# [Exercise description]
Transcribe verbatim every line from the line containing "Type out the text in this image." to the end of the entries, including both endpoints. Output nothing beyond those lines.

# [Input rows]
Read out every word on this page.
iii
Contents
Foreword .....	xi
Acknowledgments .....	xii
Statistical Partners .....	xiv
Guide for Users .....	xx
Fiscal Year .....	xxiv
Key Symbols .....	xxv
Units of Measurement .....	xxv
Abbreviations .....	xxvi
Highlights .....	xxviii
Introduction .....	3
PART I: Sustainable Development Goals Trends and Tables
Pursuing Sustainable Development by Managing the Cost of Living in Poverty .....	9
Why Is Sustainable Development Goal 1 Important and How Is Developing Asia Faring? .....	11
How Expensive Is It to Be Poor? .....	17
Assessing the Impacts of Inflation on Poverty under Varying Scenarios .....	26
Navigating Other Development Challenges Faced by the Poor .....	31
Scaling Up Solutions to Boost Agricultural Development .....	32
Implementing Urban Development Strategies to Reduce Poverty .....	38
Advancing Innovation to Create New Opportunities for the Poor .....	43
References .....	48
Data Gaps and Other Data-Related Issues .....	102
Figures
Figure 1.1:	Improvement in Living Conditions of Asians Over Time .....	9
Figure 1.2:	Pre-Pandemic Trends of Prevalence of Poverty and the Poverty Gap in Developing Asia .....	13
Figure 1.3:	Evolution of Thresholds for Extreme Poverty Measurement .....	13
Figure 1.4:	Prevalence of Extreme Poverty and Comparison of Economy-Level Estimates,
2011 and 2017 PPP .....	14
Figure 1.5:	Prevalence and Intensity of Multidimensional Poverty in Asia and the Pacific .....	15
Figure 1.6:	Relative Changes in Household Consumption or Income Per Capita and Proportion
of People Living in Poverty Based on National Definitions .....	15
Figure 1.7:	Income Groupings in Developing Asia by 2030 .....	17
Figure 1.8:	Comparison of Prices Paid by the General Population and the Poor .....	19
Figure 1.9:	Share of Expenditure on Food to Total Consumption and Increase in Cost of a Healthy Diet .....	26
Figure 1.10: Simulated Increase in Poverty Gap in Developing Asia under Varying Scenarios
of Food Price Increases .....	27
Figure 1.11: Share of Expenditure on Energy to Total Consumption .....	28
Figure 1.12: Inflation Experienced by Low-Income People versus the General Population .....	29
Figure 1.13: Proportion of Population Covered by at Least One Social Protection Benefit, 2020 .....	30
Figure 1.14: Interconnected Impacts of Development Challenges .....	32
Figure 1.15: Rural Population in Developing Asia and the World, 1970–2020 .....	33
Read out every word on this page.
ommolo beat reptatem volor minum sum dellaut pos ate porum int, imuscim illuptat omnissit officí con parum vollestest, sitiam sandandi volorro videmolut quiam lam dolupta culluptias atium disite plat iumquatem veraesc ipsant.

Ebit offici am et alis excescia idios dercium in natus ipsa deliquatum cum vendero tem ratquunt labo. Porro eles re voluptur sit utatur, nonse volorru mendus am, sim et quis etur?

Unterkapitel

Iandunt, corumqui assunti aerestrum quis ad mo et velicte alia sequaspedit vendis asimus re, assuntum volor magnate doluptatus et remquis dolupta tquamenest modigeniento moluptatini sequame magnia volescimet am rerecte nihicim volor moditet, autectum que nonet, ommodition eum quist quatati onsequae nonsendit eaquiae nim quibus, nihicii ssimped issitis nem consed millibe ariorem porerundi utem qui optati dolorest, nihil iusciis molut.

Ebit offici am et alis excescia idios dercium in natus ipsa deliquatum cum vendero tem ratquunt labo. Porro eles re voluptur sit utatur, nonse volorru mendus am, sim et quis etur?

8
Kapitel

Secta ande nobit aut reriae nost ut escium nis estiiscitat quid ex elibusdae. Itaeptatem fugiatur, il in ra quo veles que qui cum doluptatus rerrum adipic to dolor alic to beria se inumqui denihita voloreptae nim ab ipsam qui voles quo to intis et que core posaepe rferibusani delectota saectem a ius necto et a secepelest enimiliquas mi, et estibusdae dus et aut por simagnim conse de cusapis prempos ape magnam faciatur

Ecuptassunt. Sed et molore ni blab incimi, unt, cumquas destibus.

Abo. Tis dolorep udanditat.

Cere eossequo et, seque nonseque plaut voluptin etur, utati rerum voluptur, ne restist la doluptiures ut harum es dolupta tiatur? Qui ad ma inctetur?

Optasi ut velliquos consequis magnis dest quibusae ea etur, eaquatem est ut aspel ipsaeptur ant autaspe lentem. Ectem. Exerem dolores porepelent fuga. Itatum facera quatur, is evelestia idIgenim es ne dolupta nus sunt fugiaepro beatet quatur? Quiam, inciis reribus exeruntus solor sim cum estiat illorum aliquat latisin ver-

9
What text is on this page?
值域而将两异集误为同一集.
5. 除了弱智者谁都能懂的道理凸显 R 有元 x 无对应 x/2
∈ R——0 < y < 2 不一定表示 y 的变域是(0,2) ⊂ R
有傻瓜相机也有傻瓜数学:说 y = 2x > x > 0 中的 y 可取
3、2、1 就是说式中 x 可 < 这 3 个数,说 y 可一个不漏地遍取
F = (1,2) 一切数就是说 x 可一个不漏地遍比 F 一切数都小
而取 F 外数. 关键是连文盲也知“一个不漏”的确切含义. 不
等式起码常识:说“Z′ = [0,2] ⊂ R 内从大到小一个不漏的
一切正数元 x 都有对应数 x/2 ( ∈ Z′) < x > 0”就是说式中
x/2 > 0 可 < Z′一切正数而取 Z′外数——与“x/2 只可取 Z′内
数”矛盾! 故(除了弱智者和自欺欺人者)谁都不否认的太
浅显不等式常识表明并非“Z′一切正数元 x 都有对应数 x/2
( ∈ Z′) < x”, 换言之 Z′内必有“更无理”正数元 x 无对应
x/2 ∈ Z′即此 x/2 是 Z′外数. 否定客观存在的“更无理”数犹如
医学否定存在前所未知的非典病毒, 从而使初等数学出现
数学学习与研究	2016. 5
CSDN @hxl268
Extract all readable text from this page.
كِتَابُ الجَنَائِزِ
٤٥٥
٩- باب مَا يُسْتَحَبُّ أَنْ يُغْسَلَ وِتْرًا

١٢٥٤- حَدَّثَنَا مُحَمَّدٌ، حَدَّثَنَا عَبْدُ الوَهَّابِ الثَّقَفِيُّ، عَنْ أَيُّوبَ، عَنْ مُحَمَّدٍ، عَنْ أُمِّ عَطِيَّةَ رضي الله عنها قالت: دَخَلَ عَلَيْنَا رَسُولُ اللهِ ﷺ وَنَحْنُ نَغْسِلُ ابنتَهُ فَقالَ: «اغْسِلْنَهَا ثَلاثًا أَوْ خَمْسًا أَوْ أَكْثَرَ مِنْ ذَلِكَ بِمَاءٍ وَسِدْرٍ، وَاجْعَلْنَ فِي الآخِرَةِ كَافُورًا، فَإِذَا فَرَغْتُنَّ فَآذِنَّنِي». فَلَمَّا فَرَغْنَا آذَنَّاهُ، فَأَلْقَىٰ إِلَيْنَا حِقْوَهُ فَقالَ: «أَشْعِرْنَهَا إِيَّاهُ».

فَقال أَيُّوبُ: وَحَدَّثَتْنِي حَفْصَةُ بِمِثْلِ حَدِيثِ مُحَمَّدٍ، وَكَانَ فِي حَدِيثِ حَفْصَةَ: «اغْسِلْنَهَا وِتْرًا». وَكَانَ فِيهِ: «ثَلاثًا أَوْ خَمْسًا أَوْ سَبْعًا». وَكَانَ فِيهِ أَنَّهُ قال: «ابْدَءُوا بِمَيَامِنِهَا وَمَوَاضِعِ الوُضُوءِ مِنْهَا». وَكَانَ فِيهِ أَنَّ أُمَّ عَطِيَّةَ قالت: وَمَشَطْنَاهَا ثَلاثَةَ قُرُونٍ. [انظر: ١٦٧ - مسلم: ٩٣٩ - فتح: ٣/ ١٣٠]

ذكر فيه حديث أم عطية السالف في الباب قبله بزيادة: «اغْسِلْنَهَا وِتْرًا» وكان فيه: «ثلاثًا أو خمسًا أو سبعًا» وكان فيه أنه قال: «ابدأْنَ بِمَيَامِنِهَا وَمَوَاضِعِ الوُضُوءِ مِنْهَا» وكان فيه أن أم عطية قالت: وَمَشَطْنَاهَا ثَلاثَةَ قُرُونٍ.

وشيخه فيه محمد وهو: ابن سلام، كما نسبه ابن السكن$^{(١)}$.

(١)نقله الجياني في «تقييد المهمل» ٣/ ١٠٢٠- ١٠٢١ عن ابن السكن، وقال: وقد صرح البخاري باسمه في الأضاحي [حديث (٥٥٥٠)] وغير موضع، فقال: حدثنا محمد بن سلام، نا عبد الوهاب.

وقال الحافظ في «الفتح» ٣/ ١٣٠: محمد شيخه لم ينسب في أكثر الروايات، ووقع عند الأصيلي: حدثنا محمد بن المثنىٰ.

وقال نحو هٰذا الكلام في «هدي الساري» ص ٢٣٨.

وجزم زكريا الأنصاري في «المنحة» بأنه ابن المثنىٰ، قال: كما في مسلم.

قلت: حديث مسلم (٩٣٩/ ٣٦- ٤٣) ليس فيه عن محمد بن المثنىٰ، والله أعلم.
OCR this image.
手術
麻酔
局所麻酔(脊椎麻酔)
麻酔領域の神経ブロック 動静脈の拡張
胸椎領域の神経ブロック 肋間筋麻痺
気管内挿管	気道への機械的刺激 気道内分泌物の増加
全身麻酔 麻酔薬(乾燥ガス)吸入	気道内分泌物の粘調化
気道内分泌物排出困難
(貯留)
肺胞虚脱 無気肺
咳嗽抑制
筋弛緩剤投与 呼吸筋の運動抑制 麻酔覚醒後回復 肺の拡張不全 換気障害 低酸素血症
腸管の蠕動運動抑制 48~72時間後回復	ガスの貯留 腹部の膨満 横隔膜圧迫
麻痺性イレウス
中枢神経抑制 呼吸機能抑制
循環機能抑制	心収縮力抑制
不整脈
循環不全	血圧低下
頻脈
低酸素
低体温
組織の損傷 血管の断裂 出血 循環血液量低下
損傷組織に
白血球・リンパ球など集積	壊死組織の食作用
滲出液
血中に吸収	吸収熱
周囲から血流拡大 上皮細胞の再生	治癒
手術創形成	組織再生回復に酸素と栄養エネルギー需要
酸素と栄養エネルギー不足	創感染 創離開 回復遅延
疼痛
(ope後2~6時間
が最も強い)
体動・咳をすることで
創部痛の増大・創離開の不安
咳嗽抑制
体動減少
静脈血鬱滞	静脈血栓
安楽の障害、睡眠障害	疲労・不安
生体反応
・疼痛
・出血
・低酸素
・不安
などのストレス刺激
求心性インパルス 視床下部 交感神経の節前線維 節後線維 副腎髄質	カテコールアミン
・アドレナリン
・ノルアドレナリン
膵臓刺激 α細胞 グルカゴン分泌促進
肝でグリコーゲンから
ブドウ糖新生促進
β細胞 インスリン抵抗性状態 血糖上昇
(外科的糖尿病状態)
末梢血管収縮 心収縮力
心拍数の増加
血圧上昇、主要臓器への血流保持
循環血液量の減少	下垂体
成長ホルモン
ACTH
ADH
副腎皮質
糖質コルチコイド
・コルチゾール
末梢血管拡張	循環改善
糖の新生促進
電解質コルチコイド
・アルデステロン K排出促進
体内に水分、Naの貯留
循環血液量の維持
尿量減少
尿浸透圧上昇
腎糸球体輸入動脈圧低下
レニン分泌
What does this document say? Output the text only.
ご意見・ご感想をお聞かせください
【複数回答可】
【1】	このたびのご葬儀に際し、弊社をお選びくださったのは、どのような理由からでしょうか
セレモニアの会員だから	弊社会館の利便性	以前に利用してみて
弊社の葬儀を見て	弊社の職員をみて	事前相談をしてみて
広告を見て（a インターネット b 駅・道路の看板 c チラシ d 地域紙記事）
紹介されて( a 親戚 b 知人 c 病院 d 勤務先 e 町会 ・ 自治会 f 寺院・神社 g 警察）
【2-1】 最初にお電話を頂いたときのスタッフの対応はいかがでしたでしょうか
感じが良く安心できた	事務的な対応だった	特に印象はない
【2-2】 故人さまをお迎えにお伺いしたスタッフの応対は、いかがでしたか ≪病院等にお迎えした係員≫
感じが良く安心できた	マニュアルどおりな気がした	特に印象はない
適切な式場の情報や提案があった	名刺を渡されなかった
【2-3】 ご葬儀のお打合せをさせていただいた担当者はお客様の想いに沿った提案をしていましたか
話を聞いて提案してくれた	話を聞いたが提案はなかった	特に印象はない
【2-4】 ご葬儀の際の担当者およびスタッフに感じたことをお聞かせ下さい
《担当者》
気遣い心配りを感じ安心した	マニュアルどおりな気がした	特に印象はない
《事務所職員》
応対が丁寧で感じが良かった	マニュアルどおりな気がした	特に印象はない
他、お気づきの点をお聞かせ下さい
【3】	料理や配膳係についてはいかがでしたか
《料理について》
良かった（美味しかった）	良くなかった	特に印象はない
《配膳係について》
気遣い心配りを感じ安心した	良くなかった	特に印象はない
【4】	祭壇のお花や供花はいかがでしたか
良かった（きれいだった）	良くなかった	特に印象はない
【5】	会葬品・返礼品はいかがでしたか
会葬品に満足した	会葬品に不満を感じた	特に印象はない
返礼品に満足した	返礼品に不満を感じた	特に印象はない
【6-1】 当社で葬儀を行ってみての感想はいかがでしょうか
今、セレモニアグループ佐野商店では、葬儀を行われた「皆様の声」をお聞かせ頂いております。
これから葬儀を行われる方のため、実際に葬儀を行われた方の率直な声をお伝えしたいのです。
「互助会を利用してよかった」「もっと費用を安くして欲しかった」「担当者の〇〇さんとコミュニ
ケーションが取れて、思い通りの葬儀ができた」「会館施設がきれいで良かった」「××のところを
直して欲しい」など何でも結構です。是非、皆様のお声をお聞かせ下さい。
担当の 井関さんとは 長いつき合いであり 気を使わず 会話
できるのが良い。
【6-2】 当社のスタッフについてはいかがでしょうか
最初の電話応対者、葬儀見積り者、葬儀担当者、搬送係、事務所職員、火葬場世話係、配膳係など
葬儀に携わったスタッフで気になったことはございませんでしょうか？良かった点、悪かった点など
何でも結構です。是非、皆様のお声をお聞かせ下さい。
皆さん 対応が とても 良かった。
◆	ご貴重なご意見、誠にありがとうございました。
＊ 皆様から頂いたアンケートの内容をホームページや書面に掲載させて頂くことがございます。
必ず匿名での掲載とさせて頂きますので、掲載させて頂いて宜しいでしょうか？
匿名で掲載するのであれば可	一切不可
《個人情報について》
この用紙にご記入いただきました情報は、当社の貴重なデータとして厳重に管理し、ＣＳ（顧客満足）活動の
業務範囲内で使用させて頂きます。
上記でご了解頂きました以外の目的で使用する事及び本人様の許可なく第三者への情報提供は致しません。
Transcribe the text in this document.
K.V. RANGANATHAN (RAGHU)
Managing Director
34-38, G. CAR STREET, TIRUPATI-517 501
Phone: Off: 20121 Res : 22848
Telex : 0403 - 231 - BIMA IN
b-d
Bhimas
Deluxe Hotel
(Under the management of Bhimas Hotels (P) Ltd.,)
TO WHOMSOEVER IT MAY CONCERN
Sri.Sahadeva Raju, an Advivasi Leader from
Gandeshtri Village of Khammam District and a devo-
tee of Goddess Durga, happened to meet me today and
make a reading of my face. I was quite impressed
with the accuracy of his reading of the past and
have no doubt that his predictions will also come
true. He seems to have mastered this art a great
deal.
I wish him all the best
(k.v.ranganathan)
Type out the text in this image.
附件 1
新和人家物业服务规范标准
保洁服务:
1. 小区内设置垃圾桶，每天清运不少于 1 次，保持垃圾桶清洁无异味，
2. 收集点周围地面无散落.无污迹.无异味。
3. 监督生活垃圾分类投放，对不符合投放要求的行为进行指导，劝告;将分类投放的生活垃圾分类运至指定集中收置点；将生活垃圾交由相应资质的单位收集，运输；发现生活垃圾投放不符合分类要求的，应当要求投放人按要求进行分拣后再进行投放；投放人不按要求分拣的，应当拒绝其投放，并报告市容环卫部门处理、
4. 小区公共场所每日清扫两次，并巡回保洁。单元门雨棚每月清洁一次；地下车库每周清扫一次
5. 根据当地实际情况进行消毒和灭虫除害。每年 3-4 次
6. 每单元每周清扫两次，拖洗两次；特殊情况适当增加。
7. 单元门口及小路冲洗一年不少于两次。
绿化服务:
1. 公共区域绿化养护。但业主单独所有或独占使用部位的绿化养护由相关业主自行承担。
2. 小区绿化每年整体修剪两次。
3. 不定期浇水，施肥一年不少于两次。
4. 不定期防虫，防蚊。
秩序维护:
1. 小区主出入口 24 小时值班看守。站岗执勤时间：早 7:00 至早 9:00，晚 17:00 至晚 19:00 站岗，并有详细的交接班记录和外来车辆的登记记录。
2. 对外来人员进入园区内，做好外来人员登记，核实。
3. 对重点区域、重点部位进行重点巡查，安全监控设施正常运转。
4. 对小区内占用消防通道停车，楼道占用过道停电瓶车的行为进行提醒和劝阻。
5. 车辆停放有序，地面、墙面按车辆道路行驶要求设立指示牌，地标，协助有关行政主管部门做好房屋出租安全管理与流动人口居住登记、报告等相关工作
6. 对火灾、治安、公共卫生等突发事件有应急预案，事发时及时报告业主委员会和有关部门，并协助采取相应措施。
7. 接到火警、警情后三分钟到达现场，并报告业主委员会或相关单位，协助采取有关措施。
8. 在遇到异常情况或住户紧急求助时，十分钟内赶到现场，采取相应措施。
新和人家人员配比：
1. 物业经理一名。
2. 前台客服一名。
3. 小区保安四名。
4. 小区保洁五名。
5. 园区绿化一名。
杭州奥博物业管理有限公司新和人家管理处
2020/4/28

# [Answer to the exercise]
Type out the text in this image.
附件 1
新和人家物业服务规范标准
保洁服务:
1. 小区内设置垃圾桶，每天清运不少于 1 次，保持垃圾桶清洁无异味，
2. 收集点周围地面无散落.无污迹.无异味。
3. 监督生活垃圾分类投放，对不符合投放要求的行为进行指导，劝告;将分类投放的生活垃圾分类运至指定集中收置点；将生活垃圾交由相应资质的单位收集，运输；发现生活垃圾投放不符合分类要求的，应当要求投放人按要求进行分拣后再进行投放；投放人不按要求分拣的，应当拒绝其投放，并报告市容环卫部门处理、
4. 小区公共场所每日清扫两次，并巡回保洁。单元门雨棚每月清洁一次；地下车库每周清扫一次
5. 根据当地实际情况进行消毒和灭虫除害。每年 3-4 次
6. 每单元每周清扫两次，拖洗两次；特殊情况适当增加。
7. 单元门口及小路冲洗一年不少于两次。
绿化服务:
1. 公共区域绿化养护。但业主单独所有或独占使用部位的绿化养护由相关业主自行承担。
2. 小区绿化每年整体修剪两次。
3. 不定期浇水，施肥一年不少于两次。
4. 不定期防虫，防蚊。
秩序维护:
1. 小区主出入口 24 小时值班看守。站岗执勤时间：早 7:00 至早 9:00，晚 17:00 至晚 19:00 站岗，并有详细的交接班记录和外来车辆的登记记录。
2. 对外来人员进入园区内，做好外来人员登记，核实。
3. 对重点区域、重点部位进行重点巡查，安全监控设施正常运转。
4. 对小区内占用消防通道停车，楼道占用过道停电瓶车的行为进行提醒和劝阻。
5. 车辆停放有序，地面、墙面按车辆道路行驶要求设立指示牌，地标，协助有关行政主管部门做好房屋出租安全管理与流动人口居住登记、报告等相关工作
6. 对火灾、治安、公共卫生等突发事件有应急预案，事发时及时报告业主委员会和有关部门，并协助采取相应措施。
7. 接到火警、警情后三分钟到达现场，并报告业主委员会或相关单位，协助采取有关措施。
8. 在遇到异常情况或住户紧急求助时，十分钟内赶到现场，采取相应措施。
新和人家人员配比：
1. 物业经理一名。
2. 前台客服一名。
3. 小区保安四名。
4. 小区保洁五名。
5. 园区绿化一名。
杭州奥博物业管理有限公司新和人家管理处
2020/4/28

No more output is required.